◆ Problem requirements: Filter the records below for the word "this". Copy each line that holds it.

── Excerpted records ──

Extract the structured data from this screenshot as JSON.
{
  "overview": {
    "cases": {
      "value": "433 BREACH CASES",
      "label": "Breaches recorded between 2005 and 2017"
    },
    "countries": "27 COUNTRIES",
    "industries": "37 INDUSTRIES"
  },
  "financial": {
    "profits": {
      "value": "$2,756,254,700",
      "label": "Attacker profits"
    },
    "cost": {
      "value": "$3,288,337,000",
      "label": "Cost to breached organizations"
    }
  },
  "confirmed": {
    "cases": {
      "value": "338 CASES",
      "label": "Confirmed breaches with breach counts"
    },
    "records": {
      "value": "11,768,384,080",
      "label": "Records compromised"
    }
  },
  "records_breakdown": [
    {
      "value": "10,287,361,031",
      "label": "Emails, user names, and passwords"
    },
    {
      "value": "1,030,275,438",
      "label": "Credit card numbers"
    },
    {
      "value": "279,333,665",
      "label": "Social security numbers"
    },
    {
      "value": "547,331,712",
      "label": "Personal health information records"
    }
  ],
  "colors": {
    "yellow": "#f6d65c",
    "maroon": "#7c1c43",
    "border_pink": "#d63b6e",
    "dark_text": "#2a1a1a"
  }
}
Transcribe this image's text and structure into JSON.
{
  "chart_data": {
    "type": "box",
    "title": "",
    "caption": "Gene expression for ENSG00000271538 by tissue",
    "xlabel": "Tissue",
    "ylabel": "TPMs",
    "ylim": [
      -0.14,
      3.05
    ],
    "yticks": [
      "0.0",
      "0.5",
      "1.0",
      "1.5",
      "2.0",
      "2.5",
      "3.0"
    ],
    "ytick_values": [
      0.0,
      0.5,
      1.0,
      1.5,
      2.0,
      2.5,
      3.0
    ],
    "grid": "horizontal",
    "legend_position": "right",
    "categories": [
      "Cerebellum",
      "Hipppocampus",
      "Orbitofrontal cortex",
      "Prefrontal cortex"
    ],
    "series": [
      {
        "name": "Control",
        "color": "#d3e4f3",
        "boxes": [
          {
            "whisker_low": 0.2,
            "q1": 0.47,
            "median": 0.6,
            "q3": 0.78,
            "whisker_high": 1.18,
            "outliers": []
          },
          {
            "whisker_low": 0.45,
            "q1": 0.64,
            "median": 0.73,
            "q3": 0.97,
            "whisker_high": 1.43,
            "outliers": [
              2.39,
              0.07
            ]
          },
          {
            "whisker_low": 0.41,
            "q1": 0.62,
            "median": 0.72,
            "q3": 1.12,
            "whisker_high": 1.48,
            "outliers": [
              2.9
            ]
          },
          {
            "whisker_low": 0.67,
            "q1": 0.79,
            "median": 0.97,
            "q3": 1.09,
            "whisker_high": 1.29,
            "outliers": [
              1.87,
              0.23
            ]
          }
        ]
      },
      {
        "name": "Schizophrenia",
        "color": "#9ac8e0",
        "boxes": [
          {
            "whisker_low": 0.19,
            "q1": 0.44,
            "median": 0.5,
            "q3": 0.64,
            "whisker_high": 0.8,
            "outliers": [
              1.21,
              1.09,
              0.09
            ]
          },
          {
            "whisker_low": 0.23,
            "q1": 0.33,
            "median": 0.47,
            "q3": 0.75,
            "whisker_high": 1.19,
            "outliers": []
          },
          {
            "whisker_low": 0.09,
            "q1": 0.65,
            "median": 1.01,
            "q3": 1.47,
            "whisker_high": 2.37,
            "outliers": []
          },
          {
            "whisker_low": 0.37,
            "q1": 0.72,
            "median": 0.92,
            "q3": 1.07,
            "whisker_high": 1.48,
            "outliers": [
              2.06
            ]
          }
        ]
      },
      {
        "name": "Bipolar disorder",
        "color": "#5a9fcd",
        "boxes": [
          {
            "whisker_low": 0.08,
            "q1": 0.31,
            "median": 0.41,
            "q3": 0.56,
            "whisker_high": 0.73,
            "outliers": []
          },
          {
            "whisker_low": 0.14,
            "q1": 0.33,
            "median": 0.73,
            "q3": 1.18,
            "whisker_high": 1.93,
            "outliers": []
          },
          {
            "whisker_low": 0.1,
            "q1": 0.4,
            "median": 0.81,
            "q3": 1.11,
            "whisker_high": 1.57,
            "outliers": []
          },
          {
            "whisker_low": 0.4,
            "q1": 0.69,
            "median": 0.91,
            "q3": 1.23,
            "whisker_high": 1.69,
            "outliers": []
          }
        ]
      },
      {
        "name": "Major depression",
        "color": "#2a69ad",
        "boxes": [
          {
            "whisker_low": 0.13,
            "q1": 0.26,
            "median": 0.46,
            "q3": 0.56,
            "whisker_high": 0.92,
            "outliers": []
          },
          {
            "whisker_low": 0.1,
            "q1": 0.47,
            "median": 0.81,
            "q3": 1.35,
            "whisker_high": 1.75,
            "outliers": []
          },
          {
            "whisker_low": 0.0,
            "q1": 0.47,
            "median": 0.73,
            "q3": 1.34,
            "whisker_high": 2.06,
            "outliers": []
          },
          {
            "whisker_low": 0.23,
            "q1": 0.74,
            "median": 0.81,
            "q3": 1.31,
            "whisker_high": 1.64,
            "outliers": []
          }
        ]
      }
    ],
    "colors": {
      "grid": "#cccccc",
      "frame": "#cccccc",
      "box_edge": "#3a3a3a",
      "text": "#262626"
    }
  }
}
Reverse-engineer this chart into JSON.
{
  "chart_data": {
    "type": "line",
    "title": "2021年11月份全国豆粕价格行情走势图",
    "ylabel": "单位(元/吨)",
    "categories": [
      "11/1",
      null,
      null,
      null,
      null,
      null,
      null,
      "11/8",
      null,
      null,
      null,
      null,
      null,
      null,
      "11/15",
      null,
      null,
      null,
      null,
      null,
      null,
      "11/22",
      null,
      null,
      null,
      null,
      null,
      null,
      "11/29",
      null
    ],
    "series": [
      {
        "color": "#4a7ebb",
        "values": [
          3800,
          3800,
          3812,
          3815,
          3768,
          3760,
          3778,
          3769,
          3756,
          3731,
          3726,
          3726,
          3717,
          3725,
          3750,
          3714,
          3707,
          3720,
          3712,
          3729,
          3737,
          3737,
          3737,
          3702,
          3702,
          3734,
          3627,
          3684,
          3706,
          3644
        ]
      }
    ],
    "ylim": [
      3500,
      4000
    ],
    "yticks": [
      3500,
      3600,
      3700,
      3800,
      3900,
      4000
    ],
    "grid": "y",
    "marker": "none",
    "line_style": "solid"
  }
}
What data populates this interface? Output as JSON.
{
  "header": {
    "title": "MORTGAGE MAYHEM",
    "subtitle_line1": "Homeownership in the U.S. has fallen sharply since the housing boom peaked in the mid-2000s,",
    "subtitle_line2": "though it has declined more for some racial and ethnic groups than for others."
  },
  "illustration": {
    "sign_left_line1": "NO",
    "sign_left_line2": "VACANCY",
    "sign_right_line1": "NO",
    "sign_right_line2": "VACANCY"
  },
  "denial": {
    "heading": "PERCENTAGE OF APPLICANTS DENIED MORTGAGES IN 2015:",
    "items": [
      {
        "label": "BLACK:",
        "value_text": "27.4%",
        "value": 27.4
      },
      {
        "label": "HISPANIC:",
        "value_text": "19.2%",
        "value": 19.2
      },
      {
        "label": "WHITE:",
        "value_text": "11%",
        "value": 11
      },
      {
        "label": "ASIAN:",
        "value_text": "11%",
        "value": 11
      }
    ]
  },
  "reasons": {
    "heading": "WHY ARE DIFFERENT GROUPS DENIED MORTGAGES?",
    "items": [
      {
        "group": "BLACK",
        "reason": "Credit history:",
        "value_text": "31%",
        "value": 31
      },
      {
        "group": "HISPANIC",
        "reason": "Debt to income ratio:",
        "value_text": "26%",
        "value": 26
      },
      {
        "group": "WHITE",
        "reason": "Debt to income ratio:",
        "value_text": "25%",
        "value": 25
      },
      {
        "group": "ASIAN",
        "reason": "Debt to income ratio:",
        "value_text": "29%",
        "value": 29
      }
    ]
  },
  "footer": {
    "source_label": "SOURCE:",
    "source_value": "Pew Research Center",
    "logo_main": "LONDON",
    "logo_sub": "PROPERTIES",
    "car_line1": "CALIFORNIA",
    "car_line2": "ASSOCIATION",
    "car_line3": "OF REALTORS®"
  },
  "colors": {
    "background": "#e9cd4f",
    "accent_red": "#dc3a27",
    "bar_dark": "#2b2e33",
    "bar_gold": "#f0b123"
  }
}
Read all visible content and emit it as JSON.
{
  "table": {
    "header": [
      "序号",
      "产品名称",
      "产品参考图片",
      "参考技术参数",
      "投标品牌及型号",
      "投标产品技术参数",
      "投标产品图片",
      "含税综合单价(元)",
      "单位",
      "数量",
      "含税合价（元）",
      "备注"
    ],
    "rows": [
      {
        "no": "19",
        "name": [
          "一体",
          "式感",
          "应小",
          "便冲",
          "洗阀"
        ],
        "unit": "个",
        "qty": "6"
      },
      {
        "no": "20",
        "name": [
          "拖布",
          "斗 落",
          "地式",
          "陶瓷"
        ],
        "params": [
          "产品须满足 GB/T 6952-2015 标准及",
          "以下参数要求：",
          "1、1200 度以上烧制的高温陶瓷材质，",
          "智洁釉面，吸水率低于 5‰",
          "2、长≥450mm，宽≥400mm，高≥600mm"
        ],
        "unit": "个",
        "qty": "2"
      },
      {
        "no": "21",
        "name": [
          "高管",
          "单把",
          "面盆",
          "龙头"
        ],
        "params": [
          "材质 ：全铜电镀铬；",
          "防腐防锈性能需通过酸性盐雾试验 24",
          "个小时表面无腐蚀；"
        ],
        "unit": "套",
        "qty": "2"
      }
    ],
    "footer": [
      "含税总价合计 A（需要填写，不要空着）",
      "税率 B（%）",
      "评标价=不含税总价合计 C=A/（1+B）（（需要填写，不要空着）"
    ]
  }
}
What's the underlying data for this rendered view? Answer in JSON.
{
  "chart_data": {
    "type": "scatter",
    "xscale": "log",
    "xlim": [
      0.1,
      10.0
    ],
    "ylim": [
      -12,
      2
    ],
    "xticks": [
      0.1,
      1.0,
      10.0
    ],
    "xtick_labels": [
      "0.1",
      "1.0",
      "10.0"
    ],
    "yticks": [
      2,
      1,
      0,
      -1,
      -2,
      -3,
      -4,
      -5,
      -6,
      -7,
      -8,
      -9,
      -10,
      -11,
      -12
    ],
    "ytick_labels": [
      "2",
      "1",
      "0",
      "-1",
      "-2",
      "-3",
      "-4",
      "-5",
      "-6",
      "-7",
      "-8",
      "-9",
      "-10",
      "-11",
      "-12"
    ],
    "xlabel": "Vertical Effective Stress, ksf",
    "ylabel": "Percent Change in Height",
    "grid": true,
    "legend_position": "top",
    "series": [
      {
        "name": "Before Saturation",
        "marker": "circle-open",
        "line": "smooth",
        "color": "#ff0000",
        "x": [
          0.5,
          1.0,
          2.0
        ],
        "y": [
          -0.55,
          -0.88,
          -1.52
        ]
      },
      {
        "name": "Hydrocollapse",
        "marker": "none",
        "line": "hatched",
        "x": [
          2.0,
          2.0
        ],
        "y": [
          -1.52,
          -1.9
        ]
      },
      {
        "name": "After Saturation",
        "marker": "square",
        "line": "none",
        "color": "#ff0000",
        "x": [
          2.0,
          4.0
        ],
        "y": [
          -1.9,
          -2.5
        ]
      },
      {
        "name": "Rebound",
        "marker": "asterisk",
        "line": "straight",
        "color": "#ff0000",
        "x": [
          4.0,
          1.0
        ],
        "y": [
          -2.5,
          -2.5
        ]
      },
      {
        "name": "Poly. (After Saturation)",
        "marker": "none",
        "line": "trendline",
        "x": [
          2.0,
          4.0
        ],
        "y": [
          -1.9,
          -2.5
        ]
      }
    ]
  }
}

───

◆ Exercise answer:
Extract the structured data from this screenshot as JSON.
Transcribe this image's text and structure into JSON.
Reverse-engineer this chart into JSON.
What data populates this interface? Output as JSON.
What's the underlying data for this rendered view? Answer in JSON.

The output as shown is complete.